Stated problem:
Search the listing below for the word "image" and copy each line that holds it.

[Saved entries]
== == ==

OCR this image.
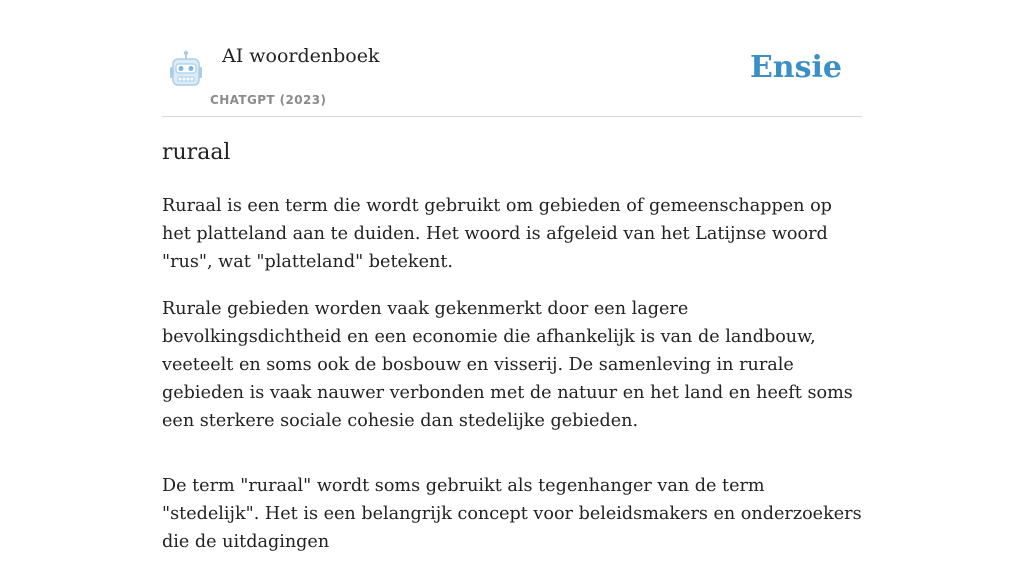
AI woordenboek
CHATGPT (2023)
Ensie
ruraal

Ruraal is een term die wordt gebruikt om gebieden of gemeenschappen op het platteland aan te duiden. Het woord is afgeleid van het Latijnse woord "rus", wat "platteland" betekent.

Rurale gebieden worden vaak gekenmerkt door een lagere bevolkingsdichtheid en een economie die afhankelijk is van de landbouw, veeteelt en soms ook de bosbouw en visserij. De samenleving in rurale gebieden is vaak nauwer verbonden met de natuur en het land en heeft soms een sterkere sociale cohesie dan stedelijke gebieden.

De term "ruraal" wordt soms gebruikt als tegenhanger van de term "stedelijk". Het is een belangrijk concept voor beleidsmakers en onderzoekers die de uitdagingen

== == ==

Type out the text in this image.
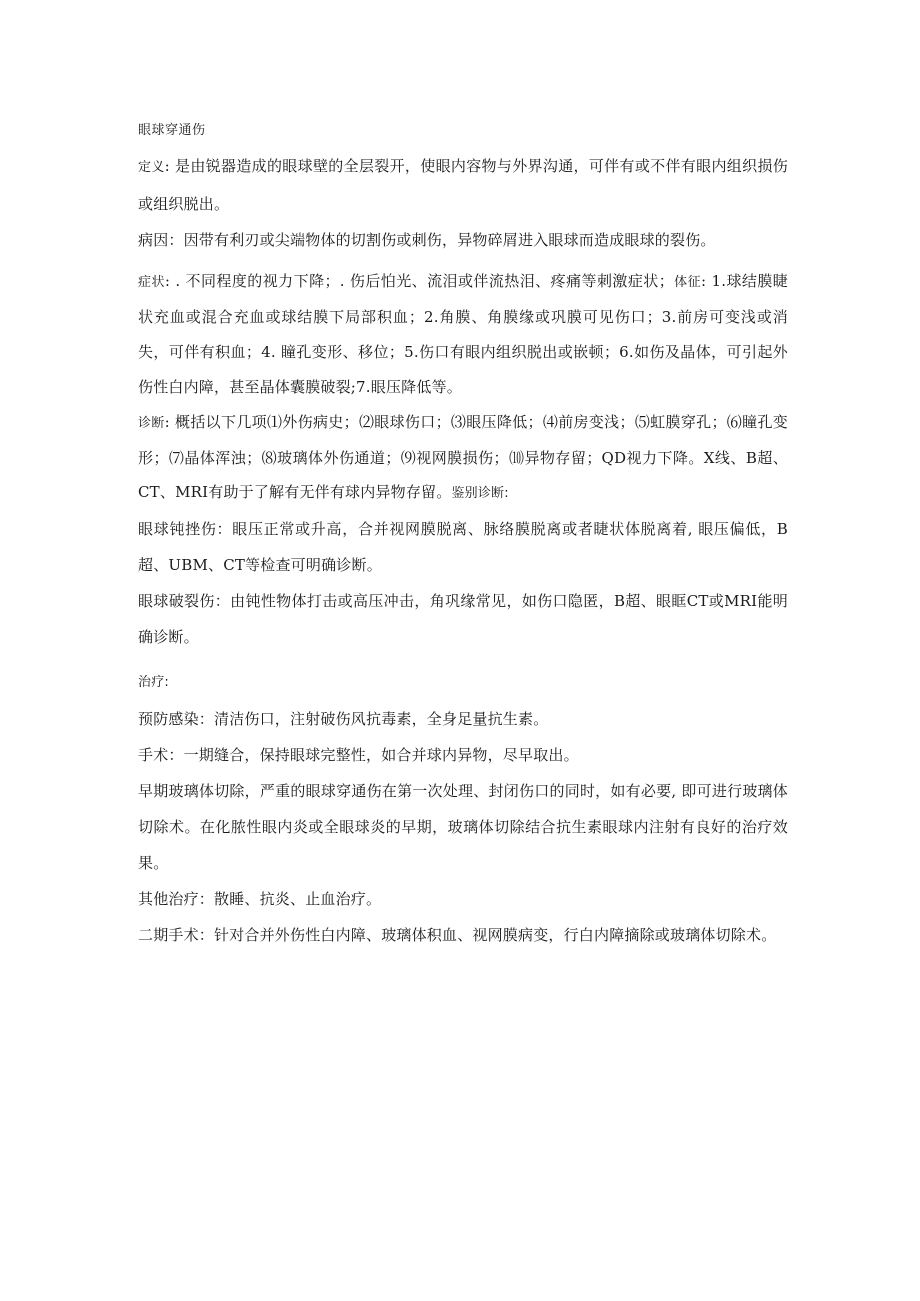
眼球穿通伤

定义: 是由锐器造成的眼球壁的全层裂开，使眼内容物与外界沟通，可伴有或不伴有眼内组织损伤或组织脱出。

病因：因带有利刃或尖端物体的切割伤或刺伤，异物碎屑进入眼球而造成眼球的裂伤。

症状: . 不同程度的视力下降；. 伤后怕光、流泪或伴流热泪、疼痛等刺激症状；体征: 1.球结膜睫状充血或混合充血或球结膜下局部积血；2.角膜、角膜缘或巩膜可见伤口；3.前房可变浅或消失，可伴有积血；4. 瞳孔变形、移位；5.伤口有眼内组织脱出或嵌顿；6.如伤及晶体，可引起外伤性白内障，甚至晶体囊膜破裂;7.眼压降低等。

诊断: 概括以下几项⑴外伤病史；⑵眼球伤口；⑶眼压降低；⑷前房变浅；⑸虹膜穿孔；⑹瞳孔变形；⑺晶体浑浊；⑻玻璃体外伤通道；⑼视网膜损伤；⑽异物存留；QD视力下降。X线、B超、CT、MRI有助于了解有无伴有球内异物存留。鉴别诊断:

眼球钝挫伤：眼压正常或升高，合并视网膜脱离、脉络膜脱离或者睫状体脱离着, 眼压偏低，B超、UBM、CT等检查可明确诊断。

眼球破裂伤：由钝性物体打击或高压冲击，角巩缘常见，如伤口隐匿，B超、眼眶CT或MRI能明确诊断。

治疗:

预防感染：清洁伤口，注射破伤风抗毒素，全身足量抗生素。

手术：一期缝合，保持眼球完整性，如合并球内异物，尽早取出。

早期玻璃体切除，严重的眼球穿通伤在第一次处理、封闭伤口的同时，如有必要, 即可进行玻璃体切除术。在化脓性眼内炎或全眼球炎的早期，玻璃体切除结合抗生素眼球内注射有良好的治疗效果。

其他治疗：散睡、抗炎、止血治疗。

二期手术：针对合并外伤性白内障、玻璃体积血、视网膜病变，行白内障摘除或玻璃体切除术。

== == ==

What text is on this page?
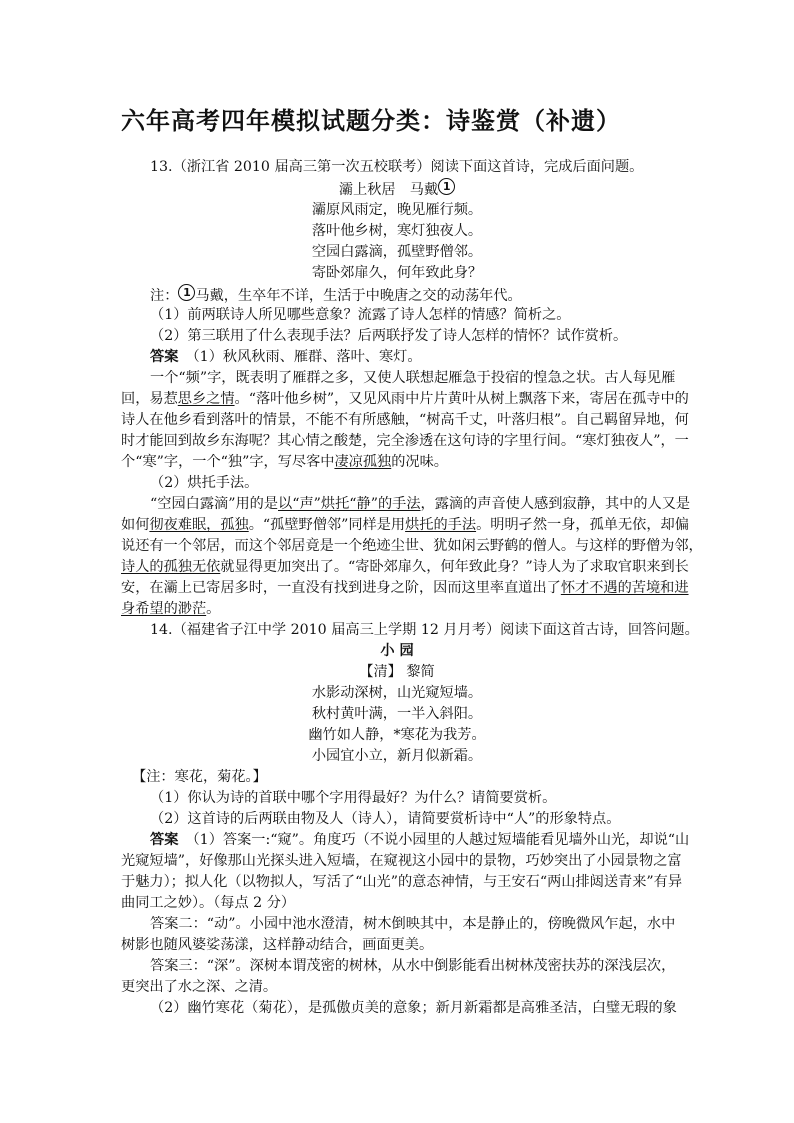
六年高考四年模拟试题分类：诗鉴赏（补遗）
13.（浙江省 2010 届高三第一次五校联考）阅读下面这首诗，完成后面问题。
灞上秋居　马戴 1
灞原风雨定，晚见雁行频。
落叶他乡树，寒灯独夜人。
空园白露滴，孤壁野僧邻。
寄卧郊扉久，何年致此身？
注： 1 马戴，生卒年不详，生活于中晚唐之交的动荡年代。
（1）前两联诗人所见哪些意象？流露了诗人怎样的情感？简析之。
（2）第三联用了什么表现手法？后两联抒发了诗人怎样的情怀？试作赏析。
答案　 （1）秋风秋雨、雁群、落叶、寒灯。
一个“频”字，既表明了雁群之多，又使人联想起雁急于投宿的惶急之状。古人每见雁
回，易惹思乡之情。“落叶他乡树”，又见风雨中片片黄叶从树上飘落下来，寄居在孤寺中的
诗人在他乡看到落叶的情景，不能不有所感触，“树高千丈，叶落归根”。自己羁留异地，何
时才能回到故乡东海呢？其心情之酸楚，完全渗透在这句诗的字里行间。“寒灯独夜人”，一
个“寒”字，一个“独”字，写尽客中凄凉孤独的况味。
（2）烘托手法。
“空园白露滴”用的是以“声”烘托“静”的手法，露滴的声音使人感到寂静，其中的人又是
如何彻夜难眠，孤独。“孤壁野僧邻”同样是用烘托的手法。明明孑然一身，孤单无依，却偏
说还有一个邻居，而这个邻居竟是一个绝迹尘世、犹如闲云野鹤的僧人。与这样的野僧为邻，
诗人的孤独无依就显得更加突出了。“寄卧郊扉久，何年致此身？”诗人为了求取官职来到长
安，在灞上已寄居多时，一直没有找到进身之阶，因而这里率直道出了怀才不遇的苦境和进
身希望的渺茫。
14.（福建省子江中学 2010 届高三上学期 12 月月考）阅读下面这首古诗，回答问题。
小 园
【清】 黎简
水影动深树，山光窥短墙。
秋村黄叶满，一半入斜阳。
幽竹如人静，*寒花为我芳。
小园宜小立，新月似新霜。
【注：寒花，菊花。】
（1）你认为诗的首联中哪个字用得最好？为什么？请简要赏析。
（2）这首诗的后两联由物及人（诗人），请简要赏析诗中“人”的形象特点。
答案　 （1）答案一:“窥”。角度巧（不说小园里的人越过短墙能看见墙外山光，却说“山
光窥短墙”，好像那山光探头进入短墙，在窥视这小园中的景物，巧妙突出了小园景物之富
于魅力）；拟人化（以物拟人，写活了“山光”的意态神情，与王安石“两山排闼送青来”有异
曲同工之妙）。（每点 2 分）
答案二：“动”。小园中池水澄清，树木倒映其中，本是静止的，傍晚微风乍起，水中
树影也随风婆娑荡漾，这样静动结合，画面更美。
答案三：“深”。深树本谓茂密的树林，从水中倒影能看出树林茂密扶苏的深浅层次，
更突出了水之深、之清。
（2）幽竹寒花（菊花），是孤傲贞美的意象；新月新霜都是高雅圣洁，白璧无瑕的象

== == ==

Written response:
OCR this image.
Type out the text in this image.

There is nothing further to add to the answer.